== THE DATA ==
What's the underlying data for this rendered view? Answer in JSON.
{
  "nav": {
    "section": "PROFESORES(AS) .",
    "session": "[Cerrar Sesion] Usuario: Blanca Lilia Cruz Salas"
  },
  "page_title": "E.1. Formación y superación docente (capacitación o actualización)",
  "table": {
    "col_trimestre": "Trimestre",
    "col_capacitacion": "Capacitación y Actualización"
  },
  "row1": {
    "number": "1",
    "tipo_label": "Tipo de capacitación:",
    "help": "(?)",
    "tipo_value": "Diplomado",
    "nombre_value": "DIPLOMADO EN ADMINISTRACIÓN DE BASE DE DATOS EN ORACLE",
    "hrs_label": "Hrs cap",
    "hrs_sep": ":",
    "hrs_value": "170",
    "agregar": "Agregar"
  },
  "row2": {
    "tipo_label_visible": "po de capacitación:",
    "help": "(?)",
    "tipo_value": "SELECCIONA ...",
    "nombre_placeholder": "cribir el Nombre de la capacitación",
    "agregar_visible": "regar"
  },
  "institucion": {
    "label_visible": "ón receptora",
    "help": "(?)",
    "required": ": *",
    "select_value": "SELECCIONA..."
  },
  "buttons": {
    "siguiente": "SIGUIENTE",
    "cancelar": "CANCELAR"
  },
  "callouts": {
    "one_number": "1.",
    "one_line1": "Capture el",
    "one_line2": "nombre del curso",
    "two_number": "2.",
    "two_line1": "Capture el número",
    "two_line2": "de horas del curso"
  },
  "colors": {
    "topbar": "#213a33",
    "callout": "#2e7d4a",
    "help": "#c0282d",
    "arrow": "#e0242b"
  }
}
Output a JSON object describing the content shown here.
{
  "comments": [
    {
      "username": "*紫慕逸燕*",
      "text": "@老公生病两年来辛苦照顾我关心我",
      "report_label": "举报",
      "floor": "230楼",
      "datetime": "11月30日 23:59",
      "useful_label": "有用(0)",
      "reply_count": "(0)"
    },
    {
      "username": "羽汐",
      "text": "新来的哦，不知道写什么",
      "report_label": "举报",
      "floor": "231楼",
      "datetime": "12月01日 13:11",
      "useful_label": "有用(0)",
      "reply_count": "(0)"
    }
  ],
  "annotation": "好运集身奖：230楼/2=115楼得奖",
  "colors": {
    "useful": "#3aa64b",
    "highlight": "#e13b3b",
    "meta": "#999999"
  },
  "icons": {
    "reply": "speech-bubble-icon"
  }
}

== REQUIREMENT ==
Please repeat the listing exactly, with nothing left out.

== FINISHED ANSWER ==
What's the underlying data for this rendered view? Answer in JSON.
{
  "nav": {
    "section": "PROFESORES(AS) .",
    "session": "[Cerrar Sesion] Usuario: Blanca Lilia Cruz Salas"
  },
  "page_title": "E.1. Formación y superación docente (capacitación o actualización)",
  "table": {
    "col_trimestre": "Trimestre",
    "col_capacitacion": "Capacitación y Actualización"
  },
  "row1": {
    "number": "1",
    "tipo_label": "Tipo de capacitación:",
    "help": "(?)",
    "tipo_value": "Diplomado",
    "nombre_value": "DIPLOMADO EN ADMINISTRACIÓN DE BASE DE DATOS EN ORACLE",
    "hrs_label": "Hrs cap",
    "hrs_sep": ":",
    "hrs_value": "170",
    "agregar": "Agregar"
  },
  "row2": {
    "tipo_label_visible": "po de capacitación:",
    "help": "(?)",
    "tipo_value": "SELECCIONA ...",
    "nombre_placeholder": "cribir el Nombre de la capacitación",
    "agregar_visible": "regar"
  },
  "institucion": {
    "label_visible": "ón receptora",
    "help": "(?)",
    "required": ": *",
    "select_value": "SELECCIONA..."
  },
  "buttons": {
    "siguiente": "SIGUIENTE",
    "cancelar": "CANCELAR"
  },
  "callouts": {
    "one_number": "1.",
    "one_line1": "Capture el",
    "one_line2": "nombre del curso",
    "two_number": "2.",
    "two_line1": "Capture el número",
    "two_line2": "de horas del curso"
  },
  "colors": {
    "topbar": "#213a33",
    "callout": "#2e7d4a",
    "help": "#c0282d",
    "arrow": "#e0242b"
  }
}
Output a JSON object describing the content shown here.
{
  "comments": [
    {
      "username": "*紫慕逸燕*",
      "text": "@老公生病两年来辛苦照顾我关心我",
      "report_label": "举报",
      "floor": "230楼",
      "datetime": "11月30日 23:59",
      "useful_label": "有用(0)",
      "reply_count": "(0)"
    },
    {
      "username": "羽汐",
      "text": "新来的哦，不知道写什么",
      "report_label": "举报",
      "floor": "231楼",
      "datetime": "12月01日 13:11",
      "useful_label": "有用(0)",
      "reply_count": "(0)"
    }
  ],
  "annotation": "好运集身奖：230楼/2=115楼得奖",
  "colors": {
    "useful": "#3aa64b",
    "highlight": "#e13b3b",
    "meta": "#999999"
  },
  "icons": {
    "reply": "speech-bubble-icon"
  }
}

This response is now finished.